▶ **PROBLEM TO WORK ON**
Show all lines holding the string "name".

▶ **THE RECORDS**
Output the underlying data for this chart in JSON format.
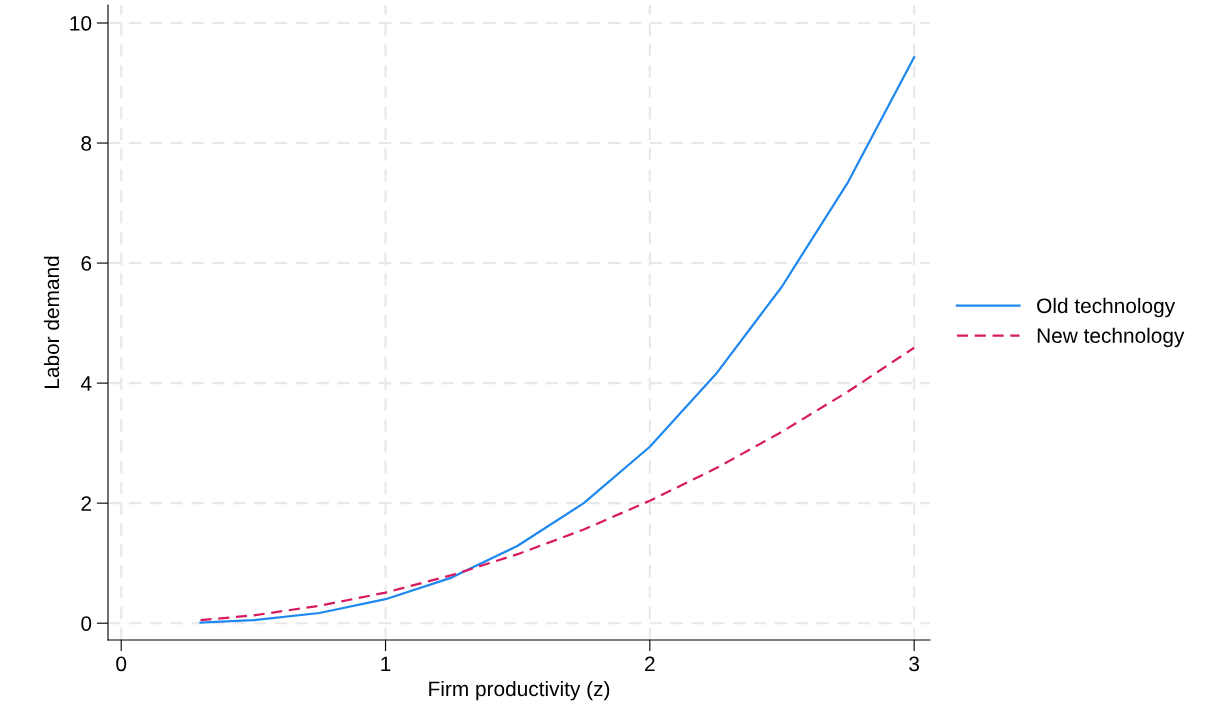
{
  "chart_data": {
    "type": "line",
    "xlabel": "Firm productivity (z)",
    "ylabel": "Labor demand",
    "x": [
      0.3,
      0.5,
      0.75,
      1,
      1.25,
      1.5,
      1.75,
      2,
      2.25,
      2.5,
      2.75,
      3
    ],
    "series": [
      {
        "name": "Old technology",
        "color": "#1e88f0",
        "line_style": "solid",
        "values": [
          0.01,
          0.05,
          0.17,
          0.4,
          0.76,
          1.29,
          2.0,
          2.94,
          4.15,
          5.61,
          7.35,
          9.43
        ]
      },
      {
        "name": "New technology",
        "color": "#d81b60",
        "line_style": "dashed",
        "values": [
          0.05,
          0.13,
          0.29,
          0.51,
          0.8,
          1.15,
          1.56,
          2.04,
          2.58,
          3.19,
          3.86,
          4.59
        ]
      }
    ],
    "xlim": [
      -0.05,
      3.06
    ],
    "ylim": [
      -0.28,
      10.3
    ],
    "xticks": [
      0,
      1,
      2,
      3
    ],
    "yticks": [
      0,
      2,
      4,
      6,
      8,
      10
    ],
    "grid": true,
    "legend": "right"
  }
}
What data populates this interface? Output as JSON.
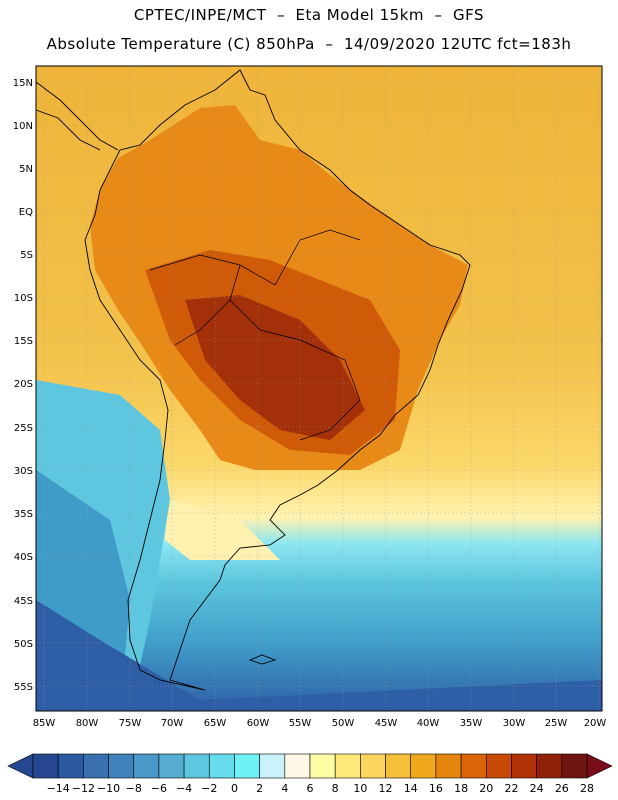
{
  "header": {
    "line1": "CPTEC/INPE/MCT  –  Eta Model 15km  –  GFS",
    "line2": "Absolute Temperature (C) 850hPa  –  14/09/2020 12UTC fct=183h"
  },
  "map": {
    "lat_labels": [
      "15N",
      "10N",
      "5N",
      "EQ",
      "5S",
      "10S",
      "15S",
      "20S",
      "25S",
      "30S",
      "35S",
      "40S",
      "45S",
      "50S",
      "55S"
    ],
    "lon_labels": [
      "85W",
      "80W",
      "75W",
      "70W",
      "65W",
      "60W",
      "55W",
      "50W",
      "45W",
      "40W",
      "35W",
      "30W",
      "25W",
      "20W"
    ],
    "gridlines": true
  },
  "colorbar": {
    "labels": [
      "-14",
      "-12",
      "-10",
      "-8",
      "-6",
      "-4",
      "-2",
      "0",
      "2",
      "4",
      "6",
      "8",
      "10",
      "12",
      "14",
      "16",
      "18",
      "20",
      "22",
      "24",
      "26",
      "28"
    ],
    "colors": [
      "#24478f",
      "#2c5aa0",
      "#3a6fb0",
      "#3f82bd",
      "#4a98c8",
      "#55aed2",
      "#5ec6de",
      "#67dcec",
      "#6ff2f6",
      "#c9f2fb",
      "#fff8e6",
      "#fffca6",
      "#ffe97a",
      "#fcd55e",
      "#f5bf3a",
      "#f0a81d",
      "#e5860e",
      "#da6508",
      "#c84a04",
      "#b03106",
      "#92210a",
      "#701612"
    ],
    "under_color": "#24478f",
    "over_color": "#7a0d1a"
  }
}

▶ **FULL RESPONSE**
        "name": "Old technology",
        "name": "New technology",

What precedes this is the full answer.